The exercise
Type out all the records word for word. Any pictures are to be left out.

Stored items
++++++++++
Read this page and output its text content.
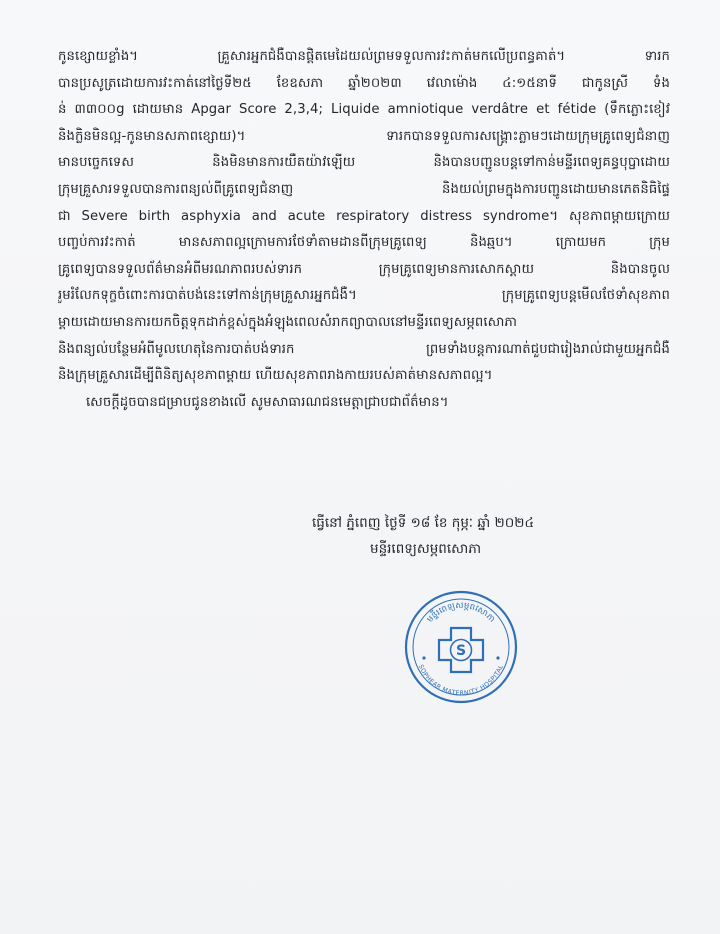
កូនខ្សោយខ្លាំង។ គ្រួសារអ្នកជំងឺបានផ្តិតមេដៃយល់ព្រមទទួលការវះកាត់មកលើប្រពន្ធគាត់។ ទារក
បានប្រសូត្រដោយការវះកាត់នៅថ្ងៃទី២៥ ខែឧសភា ឆ្នាំ២០២៣ វេលាម៉ោង ៤:១៥នាទី ជាកូនស្រី ទំង
ន់ ៣៣០០g ដោយមាន Apgar Score 2,3,4; Liquide amniotique verdâtre et fétide (ទឹកភ្លោះខៀវ
និងក្លិនមិនល្អ-កូនមានសភាពខ្សោយ)។ ទារកបានទទួលការសង្គ្រោះភ្លាមៗដោយក្រុមគ្រូពេទ្យជំនាញ
មានបច្ចេកទេស និងមិនមានការយឺតយ៉ាវឡើយ និងបានបញ្ជូនបន្តទៅកាន់មន្ទីរពេទ្យគន្ធបុប្ផាដោយ
ក្រុមគ្រួសារទទួលបានការពន្យល់ពីគ្រូពេទ្យជំនាញ និងយល់ព្រមក្នុងការបញ្ជូនដោយមានភេតនិធិផ្ទៃ
ជា Severe birth asphyxia and acute respiratory distress syndrome។ សុខភាពម្តាយក្រោយ
បញ្ចប់ការវះកាត់ មានសភាពល្អក្រោមការថែទាំតាមដានពីក្រុមគ្រូពេទ្យ និងឆ្មប។ ក្រោយមក ក្រុម
គ្រូពេទ្យបានទទួលព័ត៌មានអំពីមរណភាពរបស់ទារក ក្រុមគ្រូពេទ្យមានការសោកស្តាយ និងបានចូល
រួមរំលែកទុក្ខចំពោះការបាត់បង់នេះទៅកាន់ក្រុមគ្រួសារអ្នកជំងឺ។ ក្រុមគ្រូពេទ្យបន្តមើលថែទាំសុខភាព
ម្តាយដោយមានការយកចិត្តទុកដាក់ខ្ពស់ក្នុងអំឡុងពេលសំរាកព្យាបាលនៅមន្ទីរពេទ្យសម្ភពសោភា
និងពន្យល់បន្ថែមអំពីមូលហេតុនៃការបាត់បង់ទារក ព្រមទាំងបន្តការណាត់ជួបជារៀងរាល់ជាមួយអ្នកជំងឺ
និងក្រុមគ្រួសារដើម្បីពិនិត្យសុខភាពម្តាយ ហើយសុខភាពរាងកាយរបស់គាត់មានសភាពល្អ។
សេចក្តីដូចបានជម្រាបជូនខាងលើ សូមសាធារណជនមេត្តាជ្រាបជាព័ត៌មាន។
ធ្វើនៅ ភ្នំពេញ ថ្ងៃទី ១៨ ខែ កុម្ភៈ ឆ្នាំ ២០២៤
មន្ទីរពេទ្យសម្ភពសោភា
មន្ទីរពេទ្យសម្ភពសោភា
SOPHEAR MATERNITY HOSPITAL
S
++++++++++
Answer to the problem
Read this page and output its text content.
កូនខ្សោយខ្លាំង។ គ្រួសារអ្នកជំងឺបានផ្តិតមេដៃយល់ព្រមទទួលការវះកាត់មកលើប្រពន្ធគាត់។ ទារក
បានប្រសូត្រដោយការវះកាត់នៅថ្ងៃទី២៥ ខែឧសភា ឆ្នាំ២០២៣ វេលាម៉ោង ៤:១៥នាទី ជាកូនស្រី ទំង
ន់ ៣៣០០g ដោយមាន Apgar Score 2,3,4; Liquide amniotique verdâtre et fétide (ទឹកភ្លោះខៀវ
និងក្លិនមិនល្អ-កូនមានសភាពខ្សោយ)។ ទារកបានទទួលការសង្គ្រោះភ្លាមៗដោយក្រុមគ្រូពេទ្យជំនាញ
មានបច្ចេកទេស និងមិនមានការយឺតយ៉ាវឡើយ និងបានបញ្ជូនបន្តទៅកាន់មន្ទីរពេទ្យគន្ធបុប្ផាដោយ
ក្រុមគ្រួសារទទួលបានការពន្យល់ពីគ្រូពេទ្យជំនាញ និងយល់ព្រមក្នុងការបញ្ជូនដោយមានភេតនិធិផ្ទៃ
ជា Severe birth asphyxia and acute respiratory distress syndrome។ សុខភាពម្តាយក្រោយ
បញ្ចប់ការវះកាត់ មានសភាពល្អក្រោមការថែទាំតាមដានពីក្រុមគ្រូពេទ្យ និងឆ្មប។ ក្រោយមក ក្រុម
គ្រូពេទ្យបានទទួលព័ត៌មានអំពីមរណភាពរបស់ទារក ក្រុមគ្រូពេទ្យមានការសោកស្តាយ និងបានចូល
រួមរំលែកទុក្ខចំពោះការបាត់បង់នេះទៅកាន់ក្រុមគ្រួសារអ្នកជំងឺ។ ក្រុមគ្រូពេទ្យបន្តមើលថែទាំសុខភាព
ម្តាយដោយមានការយកចិត្តទុកដាក់ខ្ពស់ក្នុងអំឡុងពេលសំរាកព្យាបាលនៅមន្ទីរពេទ្យសម្ភពសោភា
និងពន្យល់បន្ថែមអំពីមូលហេតុនៃការបាត់បង់ទារក ព្រមទាំងបន្តការណាត់ជួបជារៀងរាល់ជាមួយអ្នកជំងឺ
និងក្រុមគ្រួសារដើម្បីពិនិត្យសុខភាពម្តាយ ហើយសុខភាពរាងកាយរបស់គាត់មានសភាពល្អ។
សេចក្តីដូចបានជម្រាបជូនខាងលើ សូមសាធារណជនមេត្តាជ្រាបជាព័ត៌មាន។
ធ្វើនៅ ភ្នំពេញ ថ្ងៃទី ១៨ ខែ កុម្ភៈ ឆ្នាំ ២០២៤
មន្ទីរពេទ្យសម្ភពសោភា
មន្ទីរពេទ្យសម្ភពសោភា
SOPHEAR MATERNITY HOSPITAL
S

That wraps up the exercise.